[Begin Listing]
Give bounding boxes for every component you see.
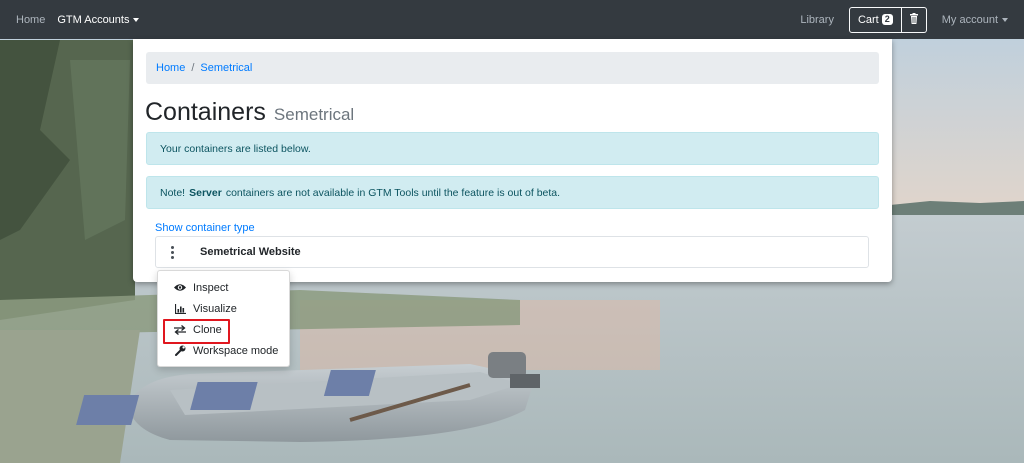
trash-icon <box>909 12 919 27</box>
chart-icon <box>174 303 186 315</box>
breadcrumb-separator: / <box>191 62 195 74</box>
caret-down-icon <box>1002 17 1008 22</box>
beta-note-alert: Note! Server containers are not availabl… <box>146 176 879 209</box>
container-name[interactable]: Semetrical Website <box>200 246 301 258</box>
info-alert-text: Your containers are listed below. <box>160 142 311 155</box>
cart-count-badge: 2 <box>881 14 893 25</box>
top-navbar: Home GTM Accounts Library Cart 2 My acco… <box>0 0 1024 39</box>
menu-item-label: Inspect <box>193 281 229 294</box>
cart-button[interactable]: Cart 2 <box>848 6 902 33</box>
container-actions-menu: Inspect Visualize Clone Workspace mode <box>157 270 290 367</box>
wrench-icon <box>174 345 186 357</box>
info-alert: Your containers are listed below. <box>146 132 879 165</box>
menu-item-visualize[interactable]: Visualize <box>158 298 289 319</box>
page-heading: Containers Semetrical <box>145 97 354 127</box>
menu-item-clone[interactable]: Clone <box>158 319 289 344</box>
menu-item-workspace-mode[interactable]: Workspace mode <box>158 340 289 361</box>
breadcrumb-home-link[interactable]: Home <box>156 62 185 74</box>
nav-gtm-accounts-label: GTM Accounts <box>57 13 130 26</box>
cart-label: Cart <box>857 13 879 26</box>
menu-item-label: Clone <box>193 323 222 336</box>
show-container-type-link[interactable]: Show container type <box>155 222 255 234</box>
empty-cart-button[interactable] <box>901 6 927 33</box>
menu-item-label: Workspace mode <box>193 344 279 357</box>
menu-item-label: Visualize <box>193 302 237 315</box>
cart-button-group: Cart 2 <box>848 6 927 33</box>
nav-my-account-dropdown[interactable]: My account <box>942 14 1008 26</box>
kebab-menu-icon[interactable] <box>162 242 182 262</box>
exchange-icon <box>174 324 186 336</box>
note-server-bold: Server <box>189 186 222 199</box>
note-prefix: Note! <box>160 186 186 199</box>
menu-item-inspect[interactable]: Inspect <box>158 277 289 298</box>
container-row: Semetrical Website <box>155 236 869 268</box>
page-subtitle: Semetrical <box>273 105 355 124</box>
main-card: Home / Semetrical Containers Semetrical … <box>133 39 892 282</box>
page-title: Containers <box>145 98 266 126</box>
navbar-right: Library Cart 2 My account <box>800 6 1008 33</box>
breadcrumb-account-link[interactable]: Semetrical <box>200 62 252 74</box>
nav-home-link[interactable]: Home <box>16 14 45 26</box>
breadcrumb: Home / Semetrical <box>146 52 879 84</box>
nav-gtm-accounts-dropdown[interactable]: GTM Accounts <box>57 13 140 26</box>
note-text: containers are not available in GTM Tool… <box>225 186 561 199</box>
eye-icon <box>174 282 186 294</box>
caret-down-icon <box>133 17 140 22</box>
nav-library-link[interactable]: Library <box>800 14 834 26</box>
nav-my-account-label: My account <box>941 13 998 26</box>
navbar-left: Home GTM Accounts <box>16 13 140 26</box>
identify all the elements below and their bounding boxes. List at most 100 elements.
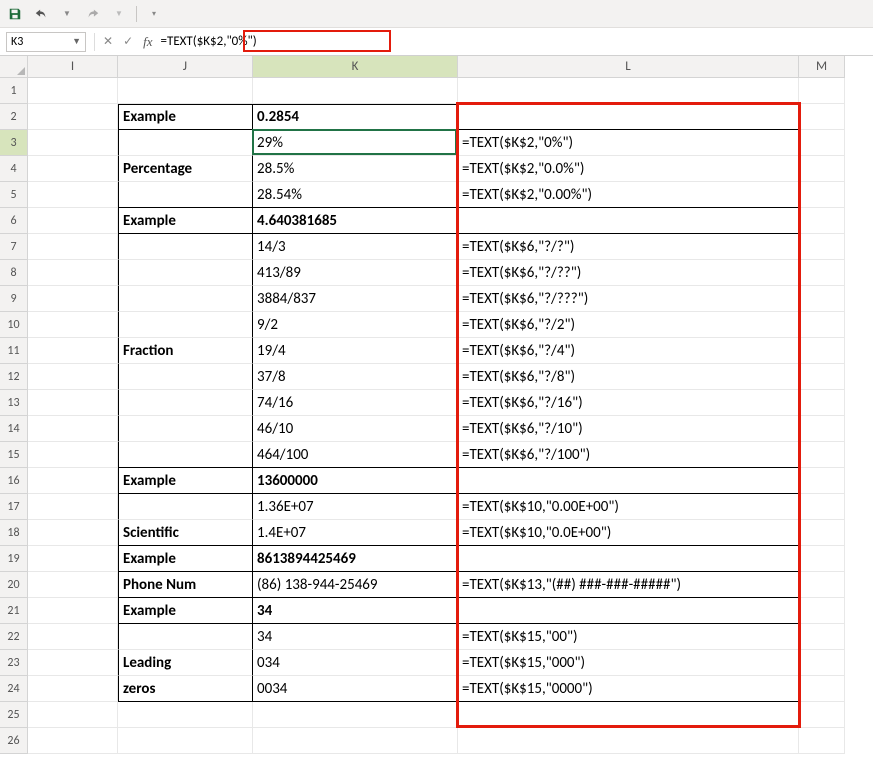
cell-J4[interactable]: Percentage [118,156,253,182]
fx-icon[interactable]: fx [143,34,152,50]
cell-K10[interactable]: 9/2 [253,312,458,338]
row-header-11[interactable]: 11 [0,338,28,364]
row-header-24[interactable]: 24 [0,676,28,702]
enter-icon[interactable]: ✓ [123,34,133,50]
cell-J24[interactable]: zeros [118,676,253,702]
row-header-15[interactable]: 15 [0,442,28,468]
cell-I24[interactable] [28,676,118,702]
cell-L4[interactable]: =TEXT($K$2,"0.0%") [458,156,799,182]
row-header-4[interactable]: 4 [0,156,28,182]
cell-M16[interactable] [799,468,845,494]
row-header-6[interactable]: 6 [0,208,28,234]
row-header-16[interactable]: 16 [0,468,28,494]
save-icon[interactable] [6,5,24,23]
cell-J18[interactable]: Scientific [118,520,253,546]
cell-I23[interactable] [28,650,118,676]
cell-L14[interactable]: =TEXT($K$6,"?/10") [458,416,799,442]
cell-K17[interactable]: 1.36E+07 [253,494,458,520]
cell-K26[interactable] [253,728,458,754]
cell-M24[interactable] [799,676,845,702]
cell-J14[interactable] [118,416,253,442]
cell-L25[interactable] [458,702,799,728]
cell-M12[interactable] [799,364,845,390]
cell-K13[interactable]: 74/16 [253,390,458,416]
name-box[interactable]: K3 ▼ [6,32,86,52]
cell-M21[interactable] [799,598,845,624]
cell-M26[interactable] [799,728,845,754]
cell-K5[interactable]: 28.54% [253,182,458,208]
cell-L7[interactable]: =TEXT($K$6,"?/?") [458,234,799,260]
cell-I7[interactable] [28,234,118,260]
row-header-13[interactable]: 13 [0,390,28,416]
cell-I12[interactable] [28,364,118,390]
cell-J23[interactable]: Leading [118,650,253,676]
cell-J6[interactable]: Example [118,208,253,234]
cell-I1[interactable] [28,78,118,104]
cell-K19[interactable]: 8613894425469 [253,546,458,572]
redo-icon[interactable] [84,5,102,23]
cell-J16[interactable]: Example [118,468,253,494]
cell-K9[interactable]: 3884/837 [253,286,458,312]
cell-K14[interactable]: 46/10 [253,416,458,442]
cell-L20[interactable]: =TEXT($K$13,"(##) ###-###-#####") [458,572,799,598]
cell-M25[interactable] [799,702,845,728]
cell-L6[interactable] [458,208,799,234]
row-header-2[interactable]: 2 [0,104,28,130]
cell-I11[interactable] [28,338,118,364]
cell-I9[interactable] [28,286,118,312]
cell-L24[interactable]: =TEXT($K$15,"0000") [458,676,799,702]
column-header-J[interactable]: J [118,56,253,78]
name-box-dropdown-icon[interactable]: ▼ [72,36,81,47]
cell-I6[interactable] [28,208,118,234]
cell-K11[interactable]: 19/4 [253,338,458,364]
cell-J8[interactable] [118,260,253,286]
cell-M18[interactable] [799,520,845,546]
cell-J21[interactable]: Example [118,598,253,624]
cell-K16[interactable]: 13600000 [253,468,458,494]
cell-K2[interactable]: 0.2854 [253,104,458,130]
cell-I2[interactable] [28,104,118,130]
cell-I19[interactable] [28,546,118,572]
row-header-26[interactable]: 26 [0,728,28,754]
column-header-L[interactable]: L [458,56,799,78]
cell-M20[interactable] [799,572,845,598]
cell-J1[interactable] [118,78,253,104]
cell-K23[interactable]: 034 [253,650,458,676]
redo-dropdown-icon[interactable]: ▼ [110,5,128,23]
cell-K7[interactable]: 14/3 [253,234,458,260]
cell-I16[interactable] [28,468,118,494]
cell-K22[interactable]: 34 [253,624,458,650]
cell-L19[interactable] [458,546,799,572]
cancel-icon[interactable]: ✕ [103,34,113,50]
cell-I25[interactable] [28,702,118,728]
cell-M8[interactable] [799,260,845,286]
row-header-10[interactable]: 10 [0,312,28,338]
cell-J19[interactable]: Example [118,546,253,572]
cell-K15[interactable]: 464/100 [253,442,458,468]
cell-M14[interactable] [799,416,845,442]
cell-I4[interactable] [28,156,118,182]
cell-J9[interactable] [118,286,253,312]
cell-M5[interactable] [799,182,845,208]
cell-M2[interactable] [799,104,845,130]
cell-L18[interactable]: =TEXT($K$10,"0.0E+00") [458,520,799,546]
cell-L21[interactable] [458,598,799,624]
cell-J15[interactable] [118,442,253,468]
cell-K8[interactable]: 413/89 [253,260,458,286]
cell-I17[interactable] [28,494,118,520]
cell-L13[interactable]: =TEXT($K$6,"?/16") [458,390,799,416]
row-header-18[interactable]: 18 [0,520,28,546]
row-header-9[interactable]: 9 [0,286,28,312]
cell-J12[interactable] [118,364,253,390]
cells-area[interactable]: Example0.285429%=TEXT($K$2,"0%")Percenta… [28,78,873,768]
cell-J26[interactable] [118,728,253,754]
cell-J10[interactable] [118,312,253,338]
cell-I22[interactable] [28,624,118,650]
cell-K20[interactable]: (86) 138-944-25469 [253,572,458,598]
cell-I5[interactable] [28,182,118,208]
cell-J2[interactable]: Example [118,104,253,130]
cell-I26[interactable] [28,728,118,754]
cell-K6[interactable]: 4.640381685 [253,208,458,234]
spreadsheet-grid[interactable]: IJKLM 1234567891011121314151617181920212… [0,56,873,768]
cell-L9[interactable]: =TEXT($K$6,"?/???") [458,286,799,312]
[End Listing]
[Begin Listing]
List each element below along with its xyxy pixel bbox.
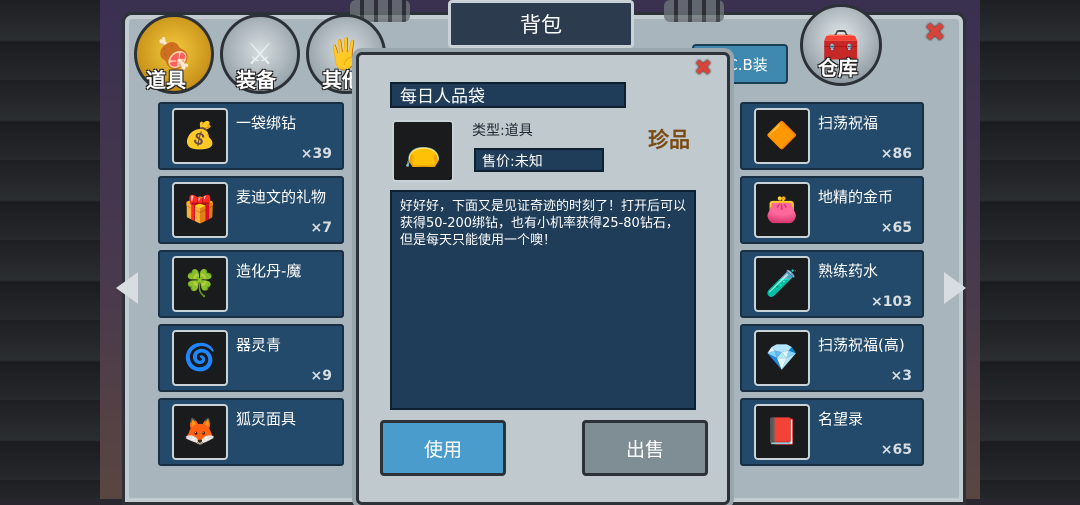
[End Listing]
Stated exercise: Starting at the line that has "Give bounding boxes" and stopping after the line that has "page-subtitle: Semetrical <box>273", write out the material again with "Semetrical Website" changed to "Company Website" and nothing else altered. Leave the pictures out.

The reply:
Give bounding boxes for every component you see.
trash-icon <box>909 12 919 27</box>
chart-icon <box>174 303 186 315</box>
breadcrumb-separator: / <box>191 62 195 74</box>
caret-down-icon <box>1002 17 1008 22</box>
beta-note-alert: Note! Server containers are not availabl… <box>146 176 879 209</box>
container-name[interactable]: Company Website <box>200 246 301 258</box>
info-alert-text: Your containers are listed below. <box>160 142 311 155</box>
cart-count-badge: 2 <box>881 14 893 25</box>
top-navbar: Home GTM Accounts Library Cart 2 My acco… <box>0 0 1024 39</box>
menu-item-label: Inspect <box>193 281 229 294</box>
cart-button[interactable]: Cart 2 <box>848 6 902 33</box>
container-actions-menu: Inspect Visualize Clone Workspace mode <box>157 270 290 367</box>
wrench-icon <box>174 345 186 357</box>
info-alert: Your containers are listed below. <box>146 132 879 165</box>
menu-item-visualize[interactable]: Visualize <box>158 298 289 319</box>
page-heading: Containers Semetrical <box>145 97 354 127</box>
menu-item-clone[interactable]: Clone <box>158 319 289 344</box>
menu-item-workspace-mode[interactable]: Workspace mode <box>158 340 289 361</box>
breadcrumb-home-link[interactable]: Home <box>156 62 185 74</box>
nav-gtm-accounts-label: GTM Accounts <box>57 13 130 26</box>
cart-label: Cart <box>857 13 879 26</box>
menu-item-label: Clone <box>193 323 222 336</box>
show-container-type-link[interactable]: Show container type <box>155 222 255 234</box>
empty-cart-button[interactable] <box>901 6 927 33</box>
menu-item-label: Workspace mode <box>193 344 279 357</box>
menu-item-label: Visualize <box>193 302 237 315</box>
cart-button-group: Cart 2 <box>848 6 927 33</box>
nav-my-account-dropdown[interactable]: My account <box>942 14 1008 26</box>
kebab-menu-icon[interactable] <box>162 242 182 262</box>
exchange-icon <box>174 324 186 336</box>
note-server-bold: Server <box>189 186 222 199</box>
note-prefix: Note! <box>160 186 186 199</box>
menu-item-inspect[interactable]: Inspect <box>158 277 289 298</box>
container-row: Company Website <box>155 236 869 268</box>
page-subtitle: Semetrical <box>273 105 355 124</box>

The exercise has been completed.